Do this
Collect every line in the records below that contains the word "戴口罩取快递".

Collection entries:
▬▬▬▬▬▬

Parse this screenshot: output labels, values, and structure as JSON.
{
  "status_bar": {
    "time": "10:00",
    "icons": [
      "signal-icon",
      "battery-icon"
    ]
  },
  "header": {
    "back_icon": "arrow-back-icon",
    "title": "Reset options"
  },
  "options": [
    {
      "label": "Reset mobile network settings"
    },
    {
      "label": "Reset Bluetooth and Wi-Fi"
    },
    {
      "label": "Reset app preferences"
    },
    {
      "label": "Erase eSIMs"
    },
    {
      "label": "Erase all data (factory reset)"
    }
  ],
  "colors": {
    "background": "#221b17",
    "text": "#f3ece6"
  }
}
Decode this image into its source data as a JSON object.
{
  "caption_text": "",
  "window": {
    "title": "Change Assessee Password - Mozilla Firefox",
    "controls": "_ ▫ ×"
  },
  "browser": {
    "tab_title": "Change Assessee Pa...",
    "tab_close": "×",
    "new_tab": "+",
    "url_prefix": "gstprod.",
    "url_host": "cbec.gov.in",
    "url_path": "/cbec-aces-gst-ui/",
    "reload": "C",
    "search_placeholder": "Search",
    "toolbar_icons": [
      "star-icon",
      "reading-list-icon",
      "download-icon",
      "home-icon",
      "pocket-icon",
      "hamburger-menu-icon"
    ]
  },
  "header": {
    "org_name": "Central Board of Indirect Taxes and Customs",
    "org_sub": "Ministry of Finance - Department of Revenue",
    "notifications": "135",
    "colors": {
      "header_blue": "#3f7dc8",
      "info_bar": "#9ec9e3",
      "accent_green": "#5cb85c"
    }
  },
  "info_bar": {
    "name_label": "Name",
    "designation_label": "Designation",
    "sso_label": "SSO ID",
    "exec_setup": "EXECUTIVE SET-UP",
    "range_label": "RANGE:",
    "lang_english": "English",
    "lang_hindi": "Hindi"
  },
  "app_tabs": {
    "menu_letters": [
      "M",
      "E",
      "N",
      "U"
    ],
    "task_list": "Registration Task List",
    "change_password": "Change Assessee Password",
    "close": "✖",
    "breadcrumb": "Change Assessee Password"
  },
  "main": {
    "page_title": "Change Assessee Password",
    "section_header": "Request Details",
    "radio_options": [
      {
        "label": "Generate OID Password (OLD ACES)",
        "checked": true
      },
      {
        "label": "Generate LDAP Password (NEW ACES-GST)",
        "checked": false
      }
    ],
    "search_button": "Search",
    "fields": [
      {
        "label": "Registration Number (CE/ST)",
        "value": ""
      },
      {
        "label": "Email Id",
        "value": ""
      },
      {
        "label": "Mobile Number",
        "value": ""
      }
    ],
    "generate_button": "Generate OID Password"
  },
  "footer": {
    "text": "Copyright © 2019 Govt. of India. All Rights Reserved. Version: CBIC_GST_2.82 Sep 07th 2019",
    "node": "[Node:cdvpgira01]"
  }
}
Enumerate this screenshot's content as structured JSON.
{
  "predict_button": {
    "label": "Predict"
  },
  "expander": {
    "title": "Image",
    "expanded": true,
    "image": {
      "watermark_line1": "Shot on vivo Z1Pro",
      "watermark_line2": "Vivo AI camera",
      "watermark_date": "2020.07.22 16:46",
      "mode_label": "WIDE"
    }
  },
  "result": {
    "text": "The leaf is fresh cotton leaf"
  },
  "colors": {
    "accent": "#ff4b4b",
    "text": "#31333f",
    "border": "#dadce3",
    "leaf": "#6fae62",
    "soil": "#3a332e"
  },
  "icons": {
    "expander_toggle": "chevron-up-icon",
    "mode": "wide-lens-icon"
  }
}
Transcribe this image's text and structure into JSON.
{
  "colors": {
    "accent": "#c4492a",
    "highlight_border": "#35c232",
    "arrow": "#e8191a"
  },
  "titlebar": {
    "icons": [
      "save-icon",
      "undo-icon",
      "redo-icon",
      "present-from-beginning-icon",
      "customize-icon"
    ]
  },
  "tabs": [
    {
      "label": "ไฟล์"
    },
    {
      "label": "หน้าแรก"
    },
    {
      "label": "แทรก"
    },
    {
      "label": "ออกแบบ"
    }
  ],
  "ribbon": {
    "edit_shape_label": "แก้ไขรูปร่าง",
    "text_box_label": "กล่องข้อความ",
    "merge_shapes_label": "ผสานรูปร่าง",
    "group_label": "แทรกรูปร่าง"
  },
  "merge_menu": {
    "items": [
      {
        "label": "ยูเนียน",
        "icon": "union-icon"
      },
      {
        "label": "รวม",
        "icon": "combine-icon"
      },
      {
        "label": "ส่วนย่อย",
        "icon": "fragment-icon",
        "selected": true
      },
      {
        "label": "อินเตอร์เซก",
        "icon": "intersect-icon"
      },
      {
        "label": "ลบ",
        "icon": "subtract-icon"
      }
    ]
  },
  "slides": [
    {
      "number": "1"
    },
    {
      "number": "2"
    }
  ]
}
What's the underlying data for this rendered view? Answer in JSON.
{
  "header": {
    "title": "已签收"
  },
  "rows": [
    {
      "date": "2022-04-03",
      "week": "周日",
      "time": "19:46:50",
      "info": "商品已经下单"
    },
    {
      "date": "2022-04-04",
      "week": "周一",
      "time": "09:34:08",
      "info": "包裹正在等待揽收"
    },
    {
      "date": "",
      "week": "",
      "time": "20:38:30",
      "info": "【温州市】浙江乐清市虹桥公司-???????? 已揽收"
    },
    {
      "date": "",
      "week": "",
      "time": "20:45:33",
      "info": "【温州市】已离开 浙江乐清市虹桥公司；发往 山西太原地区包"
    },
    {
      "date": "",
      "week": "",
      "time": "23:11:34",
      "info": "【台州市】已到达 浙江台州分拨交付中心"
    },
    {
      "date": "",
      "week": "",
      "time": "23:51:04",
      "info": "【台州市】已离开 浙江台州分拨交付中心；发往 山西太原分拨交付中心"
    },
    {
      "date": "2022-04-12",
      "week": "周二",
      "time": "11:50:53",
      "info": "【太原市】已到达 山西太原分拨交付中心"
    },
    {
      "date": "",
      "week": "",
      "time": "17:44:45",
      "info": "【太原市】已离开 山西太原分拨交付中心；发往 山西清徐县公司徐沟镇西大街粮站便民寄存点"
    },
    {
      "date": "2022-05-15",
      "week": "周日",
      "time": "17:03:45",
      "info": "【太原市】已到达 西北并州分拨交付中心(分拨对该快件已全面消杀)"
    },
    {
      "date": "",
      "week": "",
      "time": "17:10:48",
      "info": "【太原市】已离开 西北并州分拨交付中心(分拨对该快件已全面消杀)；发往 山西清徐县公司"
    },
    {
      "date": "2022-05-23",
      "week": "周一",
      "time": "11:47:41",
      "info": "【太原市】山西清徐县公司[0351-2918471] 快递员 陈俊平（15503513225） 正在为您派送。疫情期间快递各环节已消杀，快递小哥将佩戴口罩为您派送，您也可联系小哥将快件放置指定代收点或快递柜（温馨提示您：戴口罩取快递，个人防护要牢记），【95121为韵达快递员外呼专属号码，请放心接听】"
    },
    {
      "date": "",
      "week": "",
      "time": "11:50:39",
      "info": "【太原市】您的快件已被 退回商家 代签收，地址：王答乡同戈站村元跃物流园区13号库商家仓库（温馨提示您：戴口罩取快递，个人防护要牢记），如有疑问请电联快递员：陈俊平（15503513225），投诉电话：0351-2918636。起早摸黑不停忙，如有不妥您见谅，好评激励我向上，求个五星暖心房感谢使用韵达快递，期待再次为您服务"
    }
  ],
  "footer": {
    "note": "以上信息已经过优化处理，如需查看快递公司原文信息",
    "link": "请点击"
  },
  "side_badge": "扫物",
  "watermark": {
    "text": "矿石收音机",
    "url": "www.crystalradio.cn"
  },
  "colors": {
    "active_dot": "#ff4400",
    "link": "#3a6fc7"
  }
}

▬▬▬▬▬▬

Response below
      "info": "【太原市】山西清徐县公司[0351-2918471] 快递员 陈俊平（15503513225） 正在为您派送。疫情期间快递各环节已消杀，快递小哥将佩戴口罩为您派送，您也可联系小哥将快件放置指定代收点或快递柜（温馨提示您：戴口罩取快递，个人防护要牢记），【95121为韵达快递员外呼专属号码，请放心接听】"
      "info": "【太原市】您的快件已被 退回商家 代签收，地址：王答乡同戈站村元跃物流园区13号库商家仓库（温馨提示您：戴口罩取快递，个人防护要牢记），如有疑问请电联快递员：陈俊平（15503513225），投诉电话：0351-2918636。起早摸黑不停忙，如有不妥您见谅，好评激励我向上，求个五星暖心房感谢使用韵达快递，期待再次为您服务"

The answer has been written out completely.